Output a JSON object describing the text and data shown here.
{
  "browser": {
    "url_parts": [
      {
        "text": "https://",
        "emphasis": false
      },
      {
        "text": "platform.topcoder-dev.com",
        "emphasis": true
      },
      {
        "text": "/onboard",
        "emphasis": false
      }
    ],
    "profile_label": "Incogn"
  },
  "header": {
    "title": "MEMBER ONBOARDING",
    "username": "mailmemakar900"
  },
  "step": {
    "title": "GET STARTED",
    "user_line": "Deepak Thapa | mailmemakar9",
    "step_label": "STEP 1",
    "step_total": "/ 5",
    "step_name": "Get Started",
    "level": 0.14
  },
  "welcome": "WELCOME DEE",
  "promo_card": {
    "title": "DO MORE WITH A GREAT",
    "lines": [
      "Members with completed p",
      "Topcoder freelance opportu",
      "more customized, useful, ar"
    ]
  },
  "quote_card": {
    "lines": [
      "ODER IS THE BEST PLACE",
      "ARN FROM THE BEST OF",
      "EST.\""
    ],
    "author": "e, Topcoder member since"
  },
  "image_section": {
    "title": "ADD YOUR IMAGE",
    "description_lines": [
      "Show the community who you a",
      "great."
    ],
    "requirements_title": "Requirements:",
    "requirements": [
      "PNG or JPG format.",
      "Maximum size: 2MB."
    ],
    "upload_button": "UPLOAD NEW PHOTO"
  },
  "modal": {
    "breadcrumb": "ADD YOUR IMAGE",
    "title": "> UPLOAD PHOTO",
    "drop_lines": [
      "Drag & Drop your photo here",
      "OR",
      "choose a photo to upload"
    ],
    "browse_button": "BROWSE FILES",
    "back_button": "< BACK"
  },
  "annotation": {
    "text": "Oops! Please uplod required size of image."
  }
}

════════════════════

- **TASK INSTRUCTIONS**
Repeat every entry exactly as written above.

- **RESPONSE**
Output a JSON object describing the text and data shown here.
{
  "browser": {
    "url_parts": [
      {
        "text": "https://",
        "emphasis": false
      },
      {
        "text": "platform.topcoder-dev.com",
        "emphasis": true
      },
      {
        "text": "/onboard",
        "emphasis": false
      }
    ],
    "profile_label": "Incogn"
  },
  "header": {
    "title": "MEMBER ONBOARDING",
    "username": "mailmemakar900"
  },
  "step": {
    "title": "GET STARTED",
    "user_line": "Deepak Thapa | mailmemakar9",
    "step_label": "STEP 1",
    "step_total": "/ 5",
    "step_name": "Get Started",
    "level": 0.14
  },
  "welcome": "WELCOME DEE",
  "promo_card": {
    "title": "DO MORE WITH A GREAT",
    "lines": [
      "Members with completed p",
      "Topcoder freelance opportu",
      "more customized, useful, ar"
    ]
  },
  "quote_card": {
    "lines": [
      "ODER IS THE BEST PLACE",
      "ARN FROM THE BEST OF",
      "EST.\""
    ],
    "author": "e, Topcoder member since"
  },
  "image_section": {
    "title": "ADD YOUR IMAGE",
    "description_lines": [
      "Show the community who you a",
      "great."
    ],
    "requirements_title": "Requirements:",
    "requirements": [
      "PNG or JPG format.",
      "Maximum size: 2MB."
    ],
    "upload_button": "UPLOAD NEW PHOTO"
  },
  "modal": {
    "breadcrumb": "ADD YOUR IMAGE",
    "title": "> UPLOAD PHOTO",
    "drop_lines": [
      "Drag & Drop your photo here",
      "OR",
      "choose a photo to upload"
    ],
    "browse_button": "BROWSE FILES",
    "back_button": "< BACK"
  },
  "annotation": {
    "text": "Oops! Please uplod required size of image."
  }
}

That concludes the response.